*WHAT TO PRODUCE*:
Find each line holding the word "Gewichtssenkung" and give the total alone.

*ENTRIES PROVIDED*:
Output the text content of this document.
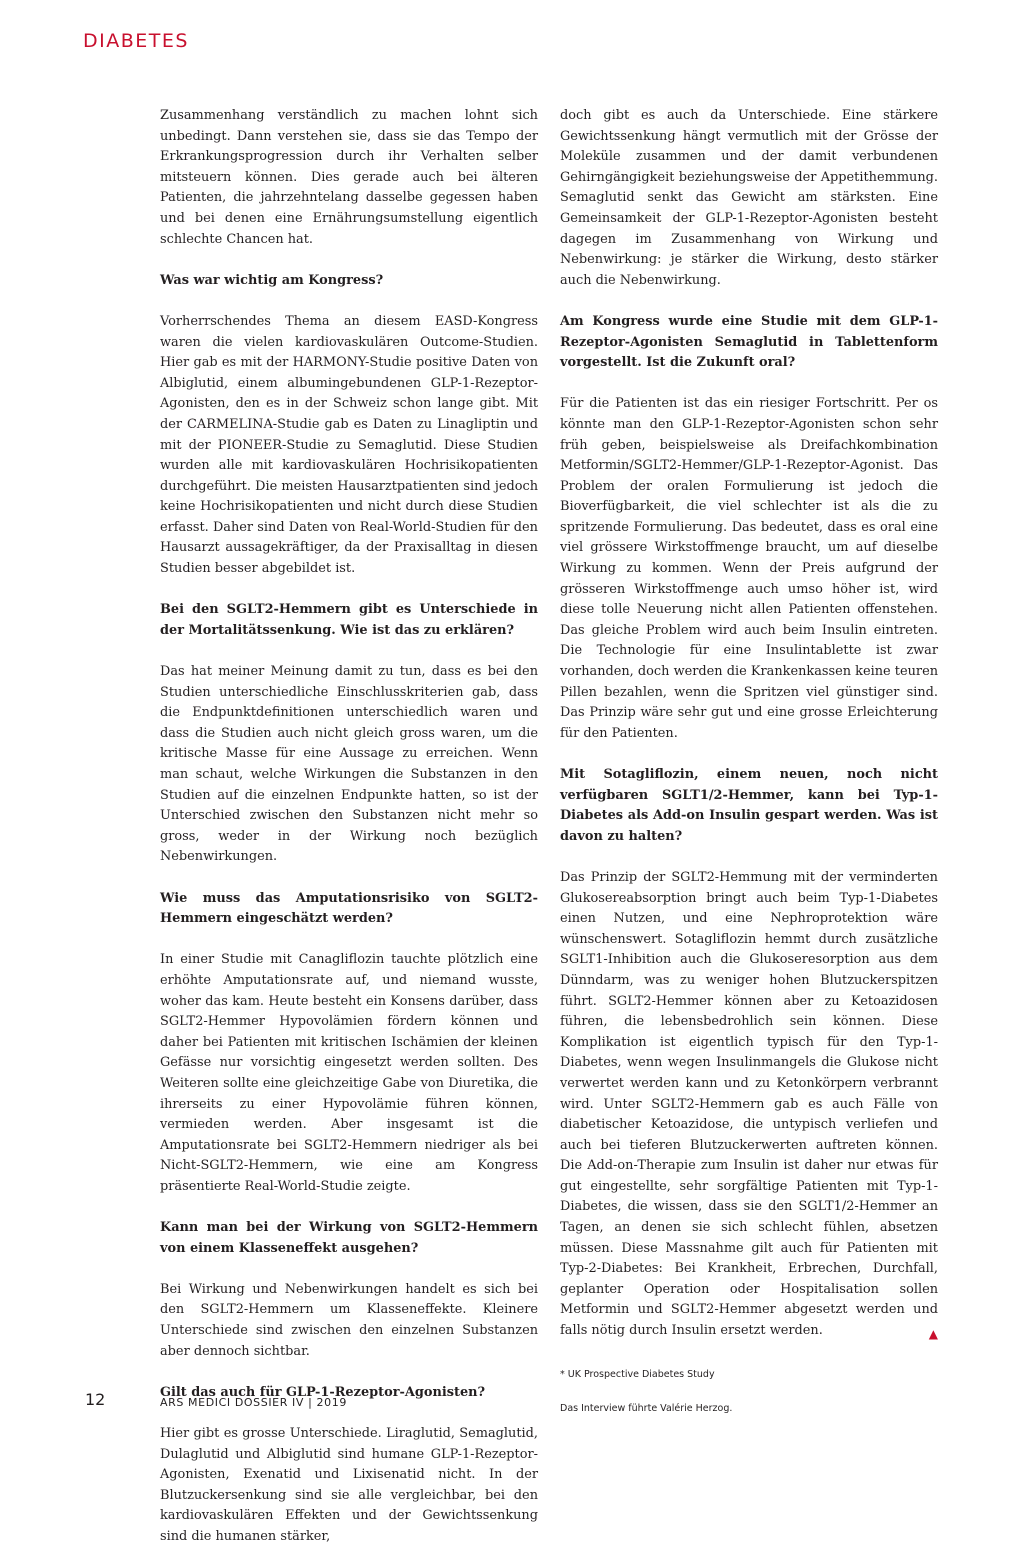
DIABETES

Zusammenhang verständlich zu machen lohnt sich unbedingt. Dann verstehen sie, dass sie das Tempo der Erkrankungsprogression durch ihr Verhalten selber mitsteuern können. Dies gerade auch bei älteren Patienten, die jahrzehntelang dasselbe gegessen haben und bei denen eine Ernährungsumstellung eigentlich schlechte Chancen hat.

Was war wichtig am Kongress?

Vorherrschendes Thema an diesem EASD-Kongress waren die vielen kardiovaskulären Outcome-Studien. Hier gab es mit der HARMONY-Studie positive Daten von Albiglutid, einem albumingebundenen GLP-1-Rezeptor-Agonisten, den es in der Schweiz schon lange gibt. Mit der CARMELINA-Studie gab es Daten zu Linagliptin und mit der PIONEER-Studie zu Semaglutid. Diese Studien wurden alle mit kardiovaskulären Hochrisikopatienten durchgeführt. Die meisten Hausarztpatienten sind jedoch keine Hochrisikopatienten und nicht durch diese Studien erfasst. Daher sind Daten von Real-World-Studien für den Hausarzt aussagekräftiger, da der Praxisalltag in diesen Studien besser abgebildet ist.

Bei den SGLT2-Hemmern gibt es Unterschiede in der Mortalitätssenkung. Wie ist das zu erklären?

Das hat meiner Meinung damit zu tun, dass es bei den Studien unterschiedliche Einschlusskriterien gab, dass die Endpunktdefinitionen unterschiedlich waren und dass die Studien auch nicht gleich gross waren, um die kritische Masse für eine Aussage zu erreichen. Wenn man schaut, welche Wirkungen die Substanzen in den Studien auf die einzelnen Endpunkte hatten, so ist der Unterschied zwischen den Substanzen nicht mehr so gross, weder in der Wirkung noch bezüglich Nebenwirkungen.

Wie muss das Amputationsrisiko von SGLT2-Hemmern eingeschätzt werden?

In einer Studie mit Canagliflozin tauchte plötzlich eine erhöhte Amputationsrate auf, und niemand wusste, woher das kam. Heute besteht ein Konsens darüber, dass SGLT2-Hemmer Hypovolämien fördern können und daher bei Patienten mit kritischen Ischämien der kleinen Gefässe nur vorsichtig eingesetzt werden sollten. Des Weiteren sollte eine gleichzeitige Gabe von Diuretika, die ihrerseits zu einer Hypovolämie führen können, vermieden werden. Aber insgesamt ist die Amputationsrate bei SGLT2-Hemmern niedriger als bei Nicht-SGLT2-Hemmern, wie eine am Kongress präsentierte Real-World-Studie zeigte.

Kann man bei der Wirkung von SGLT2-Hemmern von einem Klasseneffekt ausgehen?

Bei Wirkung und Nebenwirkungen handelt es sich bei den SGLT2-Hemmern um Klasseneffekte. Kleinere Unterschiede sind zwischen den einzelnen Substanzen aber dennoch sichtbar.

Gilt das auch für GLP-1-Rezeptor-Agonisten?

Hier gibt es grosse Unterschiede. Liraglutid, Semaglutid, Dulaglutid und Albiglutid sind humane GLP-1-Rezeptor-Agonisten, Exenatid und Lixisenatid nicht. In der Blutzuckersenkung sind sie alle vergleichbar, bei den kardiovaskulären Effekten und der Gewichtssenkung sind die humanen stärker,

doch gibt es auch da Unterschiede. Eine stärkere Gewichtssenkung hängt vermutlich mit der Grösse der Moleküle zusammen und der damit verbundenen Gehirngängigkeit beziehungsweise der Appetithemmung. Semaglutid senkt das Gewicht am stärksten. Eine Gemeinsamkeit der GLP-1-Rezeptor-Agonisten besteht dagegen im Zusammenhang von Wirkung und Nebenwirkung: je stärker die Wirkung, desto stärker auch die Nebenwirkung.

Am Kongress wurde eine Studie mit dem GLP-1-Rezeptor-Agonisten Semaglutid in Tablettenform vorgestellt. Ist die Zukunft oral?

Für die Patienten ist das ein riesiger Fortschritt. Per os könnte man den GLP-1-Rezeptor-Agonisten schon sehr früh geben, beispielsweise als Dreifachkombination Metformin/SGLT2-Hemmer/GLP-1-Rezeptor-Agonist. Das Problem der oralen Formulierung ist jedoch die Bioverfügbarkeit, die viel schlechter ist als die zu spritzende Formulierung. Das bedeutet, dass es oral eine viel grössere Wirkstoffmenge braucht, um auf dieselbe Wirkung zu kommen. Wenn der Preis aufgrund der grösseren Wirkstoffmenge auch umso höher ist, wird diese tolle Neuerung nicht allen Patienten offenstehen. Das gleiche Problem wird auch beim Insulin eintreten. Die Technologie für eine Insulintablette ist zwar vorhanden, doch werden die Krankenkassen keine teuren Pillen bezahlen, wenn die Spritzen viel günstiger sind. Das Prinzip wäre sehr gut und eine grosse Erleichterung für den Patienten.

Mit Sotagliflozin, einem neuen, noch nicht verfügbaren SGLT1/2-Hemmer, kann bei Typ-1-Diabetes als Add-on Insulin gespart werden. Was ist davon zu halten?

Das Prinzip der SGLT2-Hemmung mit der verminderten Glukosereabsorption bringt auch beim Typ-1-Diabetes einen Nutzen, und eine Nephroprotektion wäre wünschenswert. Sotagliflozin hemmt durch zusätzliche SGLT1-Inhibition auch die Glukoseresorption aus dem Dünndarm, was zu weniger hohen Blutzuckerspitzen führt. SGLT2-Hemmer können aber zu Ketoazidosen führen, die lebensbedrohlich sein können. Diese Komplikation ist eigentlich typisch für den Typ-1-Diabetes, wenn wegen Insulinmangels die Glukose nicht verwertet werden kann und zu Ketonkörpern verbrannt wird. Unter SGLT2-Hemmern gab es auch Fälle von diabetischer Ketoazidose, die untypisch verliefen und auch bei tieferen Blutzuckerwerten auftreten können. Die Add-on-Therapie zum Insulin ist daher nur etwas für gut eingestellte, sehr sorgfältige Patienten mit Typ-1-Diabetes, die wissen, dass sie den SGLT1/2-Hemmer an Tagen, an denen sie sich schlecht fühlen, absetzen müssen. Diese Massnahme gilt auch für Patienten mit Typ-2-Diabetes: Bei Krankheit, Erbrechen, Durchfall, geplanter Operation oder Hospitalisation sollen Metformin und SGLT2-Hemmer abgesetzt werden und falls nötig durch Insulin ersetzt werden.	▲

* UK Prospective Diabetes Study

Das Interview führte Valérie Herzog.

12	ARS MEDICI DOSSIER IV | 2019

*COMPLETE RESPONSE*:
2